■ **Text shown**
========================================================================
A former employee of a company that manufactures devices for spinal diseases claims she was wrongfully terminated after she exposed deficiencies in some of the company's devices.
Patricia Katz filed the lawsuit on April 28 in the United States District Court District of Massachusetts against her former employer SpineFrontier, claiming she tried to tell executives at the company that the defects were present but they didn't correct the issues.
The lawsuit states Katz became concerned over SpineFrontier's tracking and tracing procedures with its devices soon after she began working for the company in February 2011. When she told her supervisor she was told that tracking wasn't essential.
However, after Katz took compliance classes through SpineFrontier, she learned that tracking was essential. Katz claims she tried to have the issues corrected, but nothing was done. Katz was later fired.
“Unbeknownst to Katz, SpineFrontier had little interest in lot tracking or tracing because it did little with that information anyway,” the lawsuit said. “Soon after her termination, Katz contacted the (Food and Drug Administration) by phone to report the violations, later following up with a letter.”
The FDA investigated and found “rampant problems with tracking, tracing, design and inspection safeguards,” according to the suit.
“SpineFrontier knew that its devices were misbranded and adulterated, but marketed and sold them anyway despite the prohibitions of federal law,” the lawsuit said.
Katz is seeking to be reinstated to her position, back pay and court costs in the suit. She is represented by Thomas M. Greene, Michael Tabb, Ryan P. Morrison and Tucker D. Greene of Greene LLP in Boston.
United States District Court District of Massachusetts case number 1:15-cv-11730.
========================================================================
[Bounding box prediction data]
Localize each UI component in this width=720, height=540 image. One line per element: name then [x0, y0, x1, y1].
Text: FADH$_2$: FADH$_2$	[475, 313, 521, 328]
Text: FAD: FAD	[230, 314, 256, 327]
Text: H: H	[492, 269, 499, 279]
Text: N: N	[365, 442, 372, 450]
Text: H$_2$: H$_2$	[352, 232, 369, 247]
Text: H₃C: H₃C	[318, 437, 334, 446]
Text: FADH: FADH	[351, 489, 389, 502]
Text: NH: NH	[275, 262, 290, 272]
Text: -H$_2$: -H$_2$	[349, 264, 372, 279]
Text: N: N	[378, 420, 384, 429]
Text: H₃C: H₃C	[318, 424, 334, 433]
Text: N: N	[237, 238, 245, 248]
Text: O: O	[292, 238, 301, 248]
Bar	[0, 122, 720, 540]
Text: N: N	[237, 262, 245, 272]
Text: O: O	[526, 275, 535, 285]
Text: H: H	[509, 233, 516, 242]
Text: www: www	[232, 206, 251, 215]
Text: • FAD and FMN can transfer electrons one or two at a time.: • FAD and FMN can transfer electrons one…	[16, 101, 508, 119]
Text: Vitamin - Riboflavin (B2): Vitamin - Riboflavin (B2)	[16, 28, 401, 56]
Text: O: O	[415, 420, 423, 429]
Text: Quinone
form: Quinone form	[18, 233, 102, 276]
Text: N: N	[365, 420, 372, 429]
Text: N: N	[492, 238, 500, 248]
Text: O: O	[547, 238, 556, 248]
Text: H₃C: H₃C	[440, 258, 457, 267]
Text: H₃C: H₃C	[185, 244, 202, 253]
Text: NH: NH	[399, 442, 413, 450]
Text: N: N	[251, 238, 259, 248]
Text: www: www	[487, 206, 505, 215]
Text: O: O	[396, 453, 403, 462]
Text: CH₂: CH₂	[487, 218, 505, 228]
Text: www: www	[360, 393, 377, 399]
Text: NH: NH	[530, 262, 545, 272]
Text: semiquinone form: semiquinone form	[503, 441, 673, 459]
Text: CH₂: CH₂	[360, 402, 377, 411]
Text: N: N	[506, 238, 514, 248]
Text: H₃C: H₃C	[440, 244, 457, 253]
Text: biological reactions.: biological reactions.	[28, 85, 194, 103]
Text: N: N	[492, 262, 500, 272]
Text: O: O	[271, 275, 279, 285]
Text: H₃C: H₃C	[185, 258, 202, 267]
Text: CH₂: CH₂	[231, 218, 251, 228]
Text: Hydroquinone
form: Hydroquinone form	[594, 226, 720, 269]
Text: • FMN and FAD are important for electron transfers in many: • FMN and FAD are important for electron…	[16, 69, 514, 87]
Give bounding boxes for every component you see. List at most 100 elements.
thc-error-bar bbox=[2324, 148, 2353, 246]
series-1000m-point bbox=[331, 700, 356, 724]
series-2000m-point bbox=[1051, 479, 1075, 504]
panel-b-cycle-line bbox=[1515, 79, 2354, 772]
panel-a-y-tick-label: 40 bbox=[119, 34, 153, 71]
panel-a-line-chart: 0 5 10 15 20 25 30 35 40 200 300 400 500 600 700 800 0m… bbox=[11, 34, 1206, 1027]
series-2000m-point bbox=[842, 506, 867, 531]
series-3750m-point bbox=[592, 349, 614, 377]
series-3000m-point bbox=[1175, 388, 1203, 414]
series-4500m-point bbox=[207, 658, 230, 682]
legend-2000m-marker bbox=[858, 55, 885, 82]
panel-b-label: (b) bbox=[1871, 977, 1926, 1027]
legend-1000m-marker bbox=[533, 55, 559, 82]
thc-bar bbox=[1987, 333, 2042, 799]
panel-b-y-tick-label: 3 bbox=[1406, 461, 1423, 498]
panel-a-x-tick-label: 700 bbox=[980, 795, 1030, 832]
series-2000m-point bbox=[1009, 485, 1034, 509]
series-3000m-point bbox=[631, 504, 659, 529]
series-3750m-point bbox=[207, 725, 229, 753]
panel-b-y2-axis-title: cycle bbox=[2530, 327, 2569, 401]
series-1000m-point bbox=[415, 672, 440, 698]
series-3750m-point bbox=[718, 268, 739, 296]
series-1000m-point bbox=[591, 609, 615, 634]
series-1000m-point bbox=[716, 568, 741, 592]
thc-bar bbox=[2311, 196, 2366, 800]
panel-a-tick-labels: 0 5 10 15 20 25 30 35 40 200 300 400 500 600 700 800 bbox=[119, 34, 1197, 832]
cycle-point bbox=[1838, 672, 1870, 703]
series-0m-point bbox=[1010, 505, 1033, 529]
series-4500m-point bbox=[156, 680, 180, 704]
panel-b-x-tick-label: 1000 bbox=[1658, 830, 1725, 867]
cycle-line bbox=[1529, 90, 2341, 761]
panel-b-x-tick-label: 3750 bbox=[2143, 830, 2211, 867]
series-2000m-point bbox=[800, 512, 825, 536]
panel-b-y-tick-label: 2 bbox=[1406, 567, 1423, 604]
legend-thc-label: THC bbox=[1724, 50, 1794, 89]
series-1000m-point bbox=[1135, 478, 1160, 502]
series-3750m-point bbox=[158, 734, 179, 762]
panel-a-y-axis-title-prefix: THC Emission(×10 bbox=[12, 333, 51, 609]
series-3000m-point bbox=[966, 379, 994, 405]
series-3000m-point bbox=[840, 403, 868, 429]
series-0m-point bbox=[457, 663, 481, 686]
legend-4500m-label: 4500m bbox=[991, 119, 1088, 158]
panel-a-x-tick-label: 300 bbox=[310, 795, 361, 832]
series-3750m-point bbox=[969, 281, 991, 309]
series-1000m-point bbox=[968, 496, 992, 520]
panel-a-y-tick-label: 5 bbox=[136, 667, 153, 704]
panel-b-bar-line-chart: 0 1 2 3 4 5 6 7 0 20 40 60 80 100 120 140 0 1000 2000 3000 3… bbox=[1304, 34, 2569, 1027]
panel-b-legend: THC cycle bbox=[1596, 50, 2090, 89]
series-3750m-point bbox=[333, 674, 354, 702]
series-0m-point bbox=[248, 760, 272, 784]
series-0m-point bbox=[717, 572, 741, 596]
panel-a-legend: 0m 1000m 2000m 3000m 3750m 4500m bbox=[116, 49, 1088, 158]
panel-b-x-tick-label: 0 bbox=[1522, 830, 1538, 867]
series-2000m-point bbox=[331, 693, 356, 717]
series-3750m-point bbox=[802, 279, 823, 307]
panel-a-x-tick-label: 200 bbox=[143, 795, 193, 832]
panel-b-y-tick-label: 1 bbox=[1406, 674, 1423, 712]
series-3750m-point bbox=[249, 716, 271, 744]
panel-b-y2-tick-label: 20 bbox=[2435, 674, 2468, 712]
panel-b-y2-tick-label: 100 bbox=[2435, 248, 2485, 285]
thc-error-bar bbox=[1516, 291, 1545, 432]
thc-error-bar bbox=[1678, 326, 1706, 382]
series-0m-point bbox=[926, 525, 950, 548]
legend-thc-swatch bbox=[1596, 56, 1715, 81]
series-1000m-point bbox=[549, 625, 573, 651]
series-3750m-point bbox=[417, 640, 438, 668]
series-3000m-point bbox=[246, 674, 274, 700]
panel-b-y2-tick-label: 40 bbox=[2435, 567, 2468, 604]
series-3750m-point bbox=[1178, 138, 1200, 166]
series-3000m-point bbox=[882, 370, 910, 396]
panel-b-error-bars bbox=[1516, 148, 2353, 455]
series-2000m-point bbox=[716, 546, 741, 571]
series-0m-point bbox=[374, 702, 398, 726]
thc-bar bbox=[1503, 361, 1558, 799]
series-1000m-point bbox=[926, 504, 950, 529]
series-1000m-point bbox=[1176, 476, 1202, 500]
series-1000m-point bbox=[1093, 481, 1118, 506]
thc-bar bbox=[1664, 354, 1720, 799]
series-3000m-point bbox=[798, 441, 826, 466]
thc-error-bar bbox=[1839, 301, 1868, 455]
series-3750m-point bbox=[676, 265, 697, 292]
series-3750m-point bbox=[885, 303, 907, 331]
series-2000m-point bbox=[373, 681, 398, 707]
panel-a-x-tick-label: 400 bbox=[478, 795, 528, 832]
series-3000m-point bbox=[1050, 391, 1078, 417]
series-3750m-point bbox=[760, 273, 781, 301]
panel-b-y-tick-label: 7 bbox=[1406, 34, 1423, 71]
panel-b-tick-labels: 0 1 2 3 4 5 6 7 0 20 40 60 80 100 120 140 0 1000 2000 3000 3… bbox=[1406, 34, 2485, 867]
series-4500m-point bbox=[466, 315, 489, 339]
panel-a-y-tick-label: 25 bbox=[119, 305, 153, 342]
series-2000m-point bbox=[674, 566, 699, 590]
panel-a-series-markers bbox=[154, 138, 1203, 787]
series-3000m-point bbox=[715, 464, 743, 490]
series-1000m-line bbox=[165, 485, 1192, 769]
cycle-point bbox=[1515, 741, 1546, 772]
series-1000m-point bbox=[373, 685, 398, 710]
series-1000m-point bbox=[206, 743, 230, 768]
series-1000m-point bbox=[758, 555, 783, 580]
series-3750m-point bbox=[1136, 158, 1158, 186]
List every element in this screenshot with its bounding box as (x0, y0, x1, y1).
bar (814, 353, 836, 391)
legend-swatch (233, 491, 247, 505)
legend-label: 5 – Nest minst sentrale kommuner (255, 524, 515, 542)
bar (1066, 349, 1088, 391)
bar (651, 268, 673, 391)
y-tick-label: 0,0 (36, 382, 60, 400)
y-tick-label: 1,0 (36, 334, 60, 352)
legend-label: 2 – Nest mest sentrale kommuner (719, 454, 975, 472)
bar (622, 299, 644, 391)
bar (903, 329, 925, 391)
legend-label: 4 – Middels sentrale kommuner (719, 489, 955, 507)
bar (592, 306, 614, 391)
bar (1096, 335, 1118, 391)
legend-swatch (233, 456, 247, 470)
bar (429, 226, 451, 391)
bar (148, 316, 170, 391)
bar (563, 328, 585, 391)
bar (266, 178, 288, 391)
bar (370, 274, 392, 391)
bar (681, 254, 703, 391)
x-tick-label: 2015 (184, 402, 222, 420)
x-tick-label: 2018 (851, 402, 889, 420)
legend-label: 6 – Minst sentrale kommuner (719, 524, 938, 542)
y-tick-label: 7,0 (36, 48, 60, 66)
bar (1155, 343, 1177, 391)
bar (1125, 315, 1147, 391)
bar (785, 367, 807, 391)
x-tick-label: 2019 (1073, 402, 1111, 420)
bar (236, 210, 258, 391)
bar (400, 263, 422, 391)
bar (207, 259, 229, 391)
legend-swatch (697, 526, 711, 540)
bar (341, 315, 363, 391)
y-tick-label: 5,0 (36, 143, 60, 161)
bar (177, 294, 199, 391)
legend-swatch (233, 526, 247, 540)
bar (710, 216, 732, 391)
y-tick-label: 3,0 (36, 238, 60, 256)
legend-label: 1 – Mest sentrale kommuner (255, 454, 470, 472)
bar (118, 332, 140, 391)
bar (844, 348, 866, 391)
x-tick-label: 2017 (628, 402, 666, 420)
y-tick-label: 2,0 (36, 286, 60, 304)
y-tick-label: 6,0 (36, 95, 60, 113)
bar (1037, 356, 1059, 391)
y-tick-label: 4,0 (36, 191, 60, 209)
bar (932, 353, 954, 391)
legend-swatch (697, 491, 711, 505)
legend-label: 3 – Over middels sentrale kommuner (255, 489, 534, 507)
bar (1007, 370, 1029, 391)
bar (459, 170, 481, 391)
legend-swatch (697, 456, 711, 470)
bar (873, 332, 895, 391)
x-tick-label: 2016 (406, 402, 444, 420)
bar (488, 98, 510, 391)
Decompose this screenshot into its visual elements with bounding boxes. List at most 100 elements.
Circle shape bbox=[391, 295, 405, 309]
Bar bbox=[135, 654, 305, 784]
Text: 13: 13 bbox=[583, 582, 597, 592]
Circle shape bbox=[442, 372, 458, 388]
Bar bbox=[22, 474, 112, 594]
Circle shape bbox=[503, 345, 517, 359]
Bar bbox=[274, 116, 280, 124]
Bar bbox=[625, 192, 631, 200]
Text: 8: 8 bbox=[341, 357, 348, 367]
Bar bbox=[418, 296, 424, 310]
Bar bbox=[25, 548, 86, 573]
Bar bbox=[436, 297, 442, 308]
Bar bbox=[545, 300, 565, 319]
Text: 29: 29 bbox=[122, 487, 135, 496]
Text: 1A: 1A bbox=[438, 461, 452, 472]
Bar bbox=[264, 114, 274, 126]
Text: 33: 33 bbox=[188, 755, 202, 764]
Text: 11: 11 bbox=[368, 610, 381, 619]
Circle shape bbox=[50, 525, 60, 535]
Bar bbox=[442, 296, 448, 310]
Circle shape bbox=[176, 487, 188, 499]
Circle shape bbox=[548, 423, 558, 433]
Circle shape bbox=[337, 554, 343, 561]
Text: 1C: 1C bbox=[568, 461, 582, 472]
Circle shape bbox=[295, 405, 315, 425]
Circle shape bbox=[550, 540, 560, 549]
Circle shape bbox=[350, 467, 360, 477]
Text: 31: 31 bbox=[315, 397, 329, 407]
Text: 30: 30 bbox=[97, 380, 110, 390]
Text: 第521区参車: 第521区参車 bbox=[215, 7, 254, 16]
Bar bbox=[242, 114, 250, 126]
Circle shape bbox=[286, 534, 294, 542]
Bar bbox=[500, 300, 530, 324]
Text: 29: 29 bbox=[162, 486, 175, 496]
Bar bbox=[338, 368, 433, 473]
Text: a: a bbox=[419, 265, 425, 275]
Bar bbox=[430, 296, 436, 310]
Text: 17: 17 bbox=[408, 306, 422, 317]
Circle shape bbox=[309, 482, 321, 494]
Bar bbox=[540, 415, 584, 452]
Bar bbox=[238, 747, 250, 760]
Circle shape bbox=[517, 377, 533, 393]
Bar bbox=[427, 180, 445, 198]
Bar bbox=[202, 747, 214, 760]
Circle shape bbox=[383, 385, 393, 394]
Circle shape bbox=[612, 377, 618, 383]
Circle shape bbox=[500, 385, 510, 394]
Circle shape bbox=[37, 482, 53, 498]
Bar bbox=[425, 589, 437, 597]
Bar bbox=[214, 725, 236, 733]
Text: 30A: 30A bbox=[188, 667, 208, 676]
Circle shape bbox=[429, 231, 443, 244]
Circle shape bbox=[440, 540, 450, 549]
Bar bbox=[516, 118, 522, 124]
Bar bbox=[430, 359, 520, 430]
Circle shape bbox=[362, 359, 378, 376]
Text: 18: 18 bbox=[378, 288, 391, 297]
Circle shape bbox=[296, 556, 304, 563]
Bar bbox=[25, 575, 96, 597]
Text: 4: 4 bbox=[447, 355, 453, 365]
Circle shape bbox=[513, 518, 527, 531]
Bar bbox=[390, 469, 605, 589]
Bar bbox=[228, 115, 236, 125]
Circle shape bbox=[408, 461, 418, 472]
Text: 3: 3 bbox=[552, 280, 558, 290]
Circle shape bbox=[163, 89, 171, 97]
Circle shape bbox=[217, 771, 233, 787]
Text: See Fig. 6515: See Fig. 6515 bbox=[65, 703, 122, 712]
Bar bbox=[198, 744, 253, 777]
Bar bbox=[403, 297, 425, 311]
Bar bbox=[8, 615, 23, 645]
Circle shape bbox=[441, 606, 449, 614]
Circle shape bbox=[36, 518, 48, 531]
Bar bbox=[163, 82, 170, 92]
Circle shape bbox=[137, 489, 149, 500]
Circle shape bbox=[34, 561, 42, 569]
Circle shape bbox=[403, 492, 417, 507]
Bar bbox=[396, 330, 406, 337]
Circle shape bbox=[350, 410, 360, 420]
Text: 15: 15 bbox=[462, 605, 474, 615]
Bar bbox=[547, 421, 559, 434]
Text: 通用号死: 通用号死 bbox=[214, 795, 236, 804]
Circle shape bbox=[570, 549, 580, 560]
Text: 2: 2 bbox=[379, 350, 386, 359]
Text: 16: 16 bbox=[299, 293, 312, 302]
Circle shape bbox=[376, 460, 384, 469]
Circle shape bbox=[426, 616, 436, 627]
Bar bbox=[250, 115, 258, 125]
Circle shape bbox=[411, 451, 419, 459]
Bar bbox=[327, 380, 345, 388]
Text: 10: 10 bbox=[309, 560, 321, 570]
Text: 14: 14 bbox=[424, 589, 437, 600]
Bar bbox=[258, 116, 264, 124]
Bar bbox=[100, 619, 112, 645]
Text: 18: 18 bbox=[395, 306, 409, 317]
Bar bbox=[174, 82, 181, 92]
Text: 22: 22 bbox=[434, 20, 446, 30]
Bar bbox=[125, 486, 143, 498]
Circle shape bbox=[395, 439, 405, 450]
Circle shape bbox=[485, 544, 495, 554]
========================================================================
■ **Things to do**
• 1. Summarize the article on the SpineFrontier lawsuit in two sentences.
• 2. Retype the passage of the article on the SpineFrontier lawsuit from "However, after Katz" up to and including "was later fired.".

■ **Solutions per task**
• 1. Patricia Katz, a former SpineFrontier employee, sued the company on April 28 in the United States District Court District of Massachusetts, claiming she was wrongfully terminated after she tried to get defects in its devices, including tracking and tracing problems, corrected and nothing was done. After her firing she reported the violations to the FDA, which found problems with tracking, tracing, design and inspection safeguards according to the suit, and she is seeking reinstatement, back pay and court costs.

• 2.
However, after Katz took compliance classes through SpineFrontier, she learned that tracking was essential. Katz claims she tried to have the issues corrected, but nothing was done. Katz was later fired.